= Set exercise =
Skip the pictures and extract all of the lines exactly as written.

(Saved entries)
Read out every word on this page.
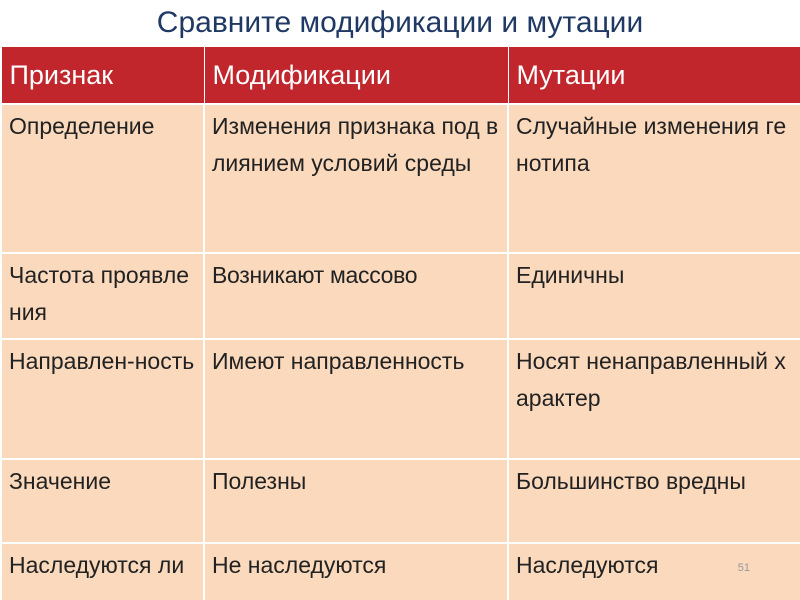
Сравните модификации и мутации
Признак	Модификации	Мутации
Определение	Изменения признака под влиянием условий среды	Случайные изменения генотипа
Частота проявления	Возникают массово	Единичны
Направлен-ность	Имеют направленность	Носят ненаправленный характер
Значение	Полезны	Большинство вредны
Наследуются ли	Не наследуются	Наследуются	51
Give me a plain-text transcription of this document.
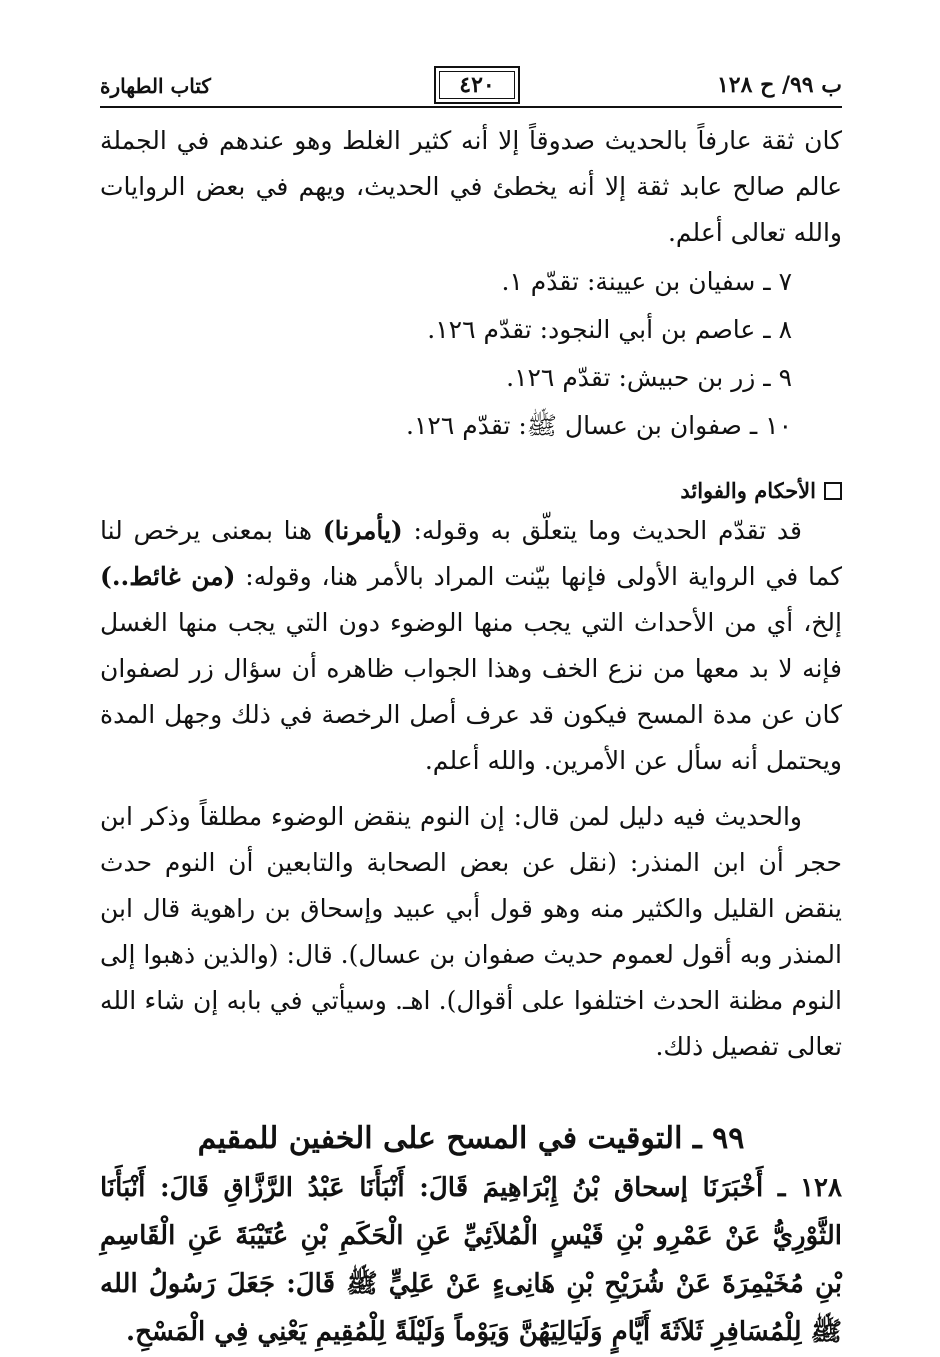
ب ٩٩/ ح ١٢٨
٤٢٠
كتاب الطهارة

كان ثقة عارفاً بالحديث صدوقاً إلا أنه كثير الغلط وهو عندهم في الجملة عالم صالح عابد ثقة إلا أنه يخطئ في الحديث، ويهم في بعض الروايات والله تعالى أعلم.

٧ ـ سفيان بن عيينة: تقدّم ١.
٨ ـ عاصم بن أبي النجود: تقدّم ١٢٦.
٩ ـ زر بن حبيش: تقدّم ١٢٦.
١٠ ـ صفوان بن عسال ﷺ: تقدّم ١٢٦.
الأحكام والفوائد

قد تقدّم الحديث وما يتعلّق به وقوله: (يأمرنا) هنا بمعنى يرخص لنا كما في الرواية الأولى فإنها بيّنت المراد بالأمر هنا، وقوله: (من غائط..) إلخ، أي من الأحداث التي يجب منها الوضوء دون التي يجب منها الغسل فإنه لا بد معها من نزع الخف وهذا الجواب ظاهره أن سؤال زر لصفوان كان عن مدة المسح فيكون قد عرف أصل الرخصة في ذلك وجهل المدة ويحتمل أنه سأل عن الأمرين. والله أعلم.

والحديث فيه دليل لمن قال: إن النوم ينقض الوضوء مطلقاً وذكر ابن حجر أن ابن المنذر: (نقل عن بعض الصحابة والتابعين أن النوم حدث ينقض القليل والكثير منه وهو قول أبي عبيد وإسحاق بن راهوية قال ابن المنذر وبه أقول لعموم حديث صفوان بن عسال). قال: (والذين ذهبوا إلى النوم مظنة الحدث اختلفوا على أقوال). اهـ. وسيأتي في بابه إن شاء الله تعالى تفصيل ذلك.

٩٩ ـ التوقيت في المسح على الخفين للمقيم

١٢٨ ـ أَخْبَرَنَا إسحاق بْنُ إِبْرَاهِيمَ قَالَ: أَنْبَأَنَا عَبْدُ الرَّزَّاقِ قَالَ: أَنْبَأَنَا الثَّوْرِيُّ عَنْ عَمْرِو بْنِ قَيْسٍ الْمُلاَئِيِّ عَنِ الْحَكَمِ بْنِ عُتَيْبَةَ عَنِ الْقَاسِمِ بْنِ مُخَيْمِرَةَ عَنْ شُرَيْحِ بْنِ هَانِىءٍ عَنْ عَلِيٍّ ﷺ قَالَ: جَعَلَ رَسُولُ الله ﷺ لِلْمُسَافِرِ ثَلاَثَةَ أَيَّامٍ وَلَيَالِيَهُنَّ وَيَوْماً وَلَيْلَةً لِلْمُقِيمِ يَعْنِي فِي الْمَسْحِ.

= Exercise response =
Read out every word on this page.
Сравните модификации и мутации
Признак	Модификации	Мутации
Определение	Изменения признака под влиянием условий среды	Случайные изменения генотипа
Частота проявления	Возникают массово	Единичны
Направлен-ность	Имеют направленность	Носят ненаправленный характер
Значение	Полезны	Большинство вредны
Наследуются ли	Не наследуются	Наследуются	51
Give me a plain-text transcription of this document.
ب ٩٩/ ح ١٢٨
٤٢٠
كتاب الطهارة

كان ثقة عارفاً بالحديث صدوقاً إلا أنه كثير الغلط وهو عندهم في الجملة عالم صالح عابد ثقة إلا أنه يخطئ في الحديث، ويهم في بعض الروايات والله تعالى أعلم.

٧ ـ سفيان بن عيينة: تقدّم ١.
٨ ـ عاصم بن أبي النجود: تقدّم ١٢٦.
٩ ـ زر بن حبيش: تقدّم ١٢٦.
١٠ ـ صفوان بن عسال ﷺ: تقدّم ١٢٦.
الأحكام والفوائد

قد تقدّم الحديث وما يتعلّق به وقوله: (يأمرنا) هنا بمعنى يرخص لنا كما في الرواية الأولى فإنها بيّنت المراد بالأمر هنا، وقوله: (من غائط..) إلخ، أي من الأحداث التي يجب منها الوضوء دون التي يجب منها الغسل فإنه لا بد معها من نزع الخف وهذا الجواب ظاهره أن سؤال زر لصفوان كان عن مدة المسح فيكون قد عرف أصل الرخصة في ذلك وجهل المدة ويحتمل أنه سأل عن الأمرين. والله أعلم.

والحديث فيه دليل لمن قال: إن النوم ينقض الوضوء مطلقاً وذكر ابن حجر أن ابن المنذر: (نقل عن بعض الصحابة والتابعين أن النوم حدث ينقض القليل والكثير منه وهو قول أبي عبيد وإسحاق بن راهوية قال ابن المنذر وبه أقول لعموم حديث صفوان بن عسال). قال: (والذين ذهبوا إلى النوم مظنة الحدث اختلفوا على أقوال). اهـ. وسيأتي في بابه إن شاء الله تعالى تفصيل ذلك.

٩٩ ـ التوقيت في المسح على الخفين للمقيم

١٢٨ ـ أَخْبَرَنَا إسحاق بْنُ إِبْرَاهِيمَ قَالَ: أَنْبَأَنَا عَبْدُ الرَّزَّاقِ قَالَ: أَنْبَأَنَا الثَّوْرِيُّ عَنْ عَمْرِو بْنِ قَيْسٍ الْمُلاَئِيِّ عَنِ الْحَكَمِ بْنِ عُتَيْبَةَ عَنِ الْقَاسِمِ بْنِ مُخَيْمِرَةَ عَنْ شُرَيْحِ بْنِ هَانِىءٍ عَنْ عَلِيٍّ ﷺ قَالَ: جَعَلَ رَسُولُ الله ﷺ لِلْمُسَافِرِ ثَلاَثَةَ أَيَّامٍ وَلَيَالِيَهُنَّ وَيَوْماً وَلَيْلَةً لِلْمُقِيمِ يَعْنِي فِي الْمَسْحِ.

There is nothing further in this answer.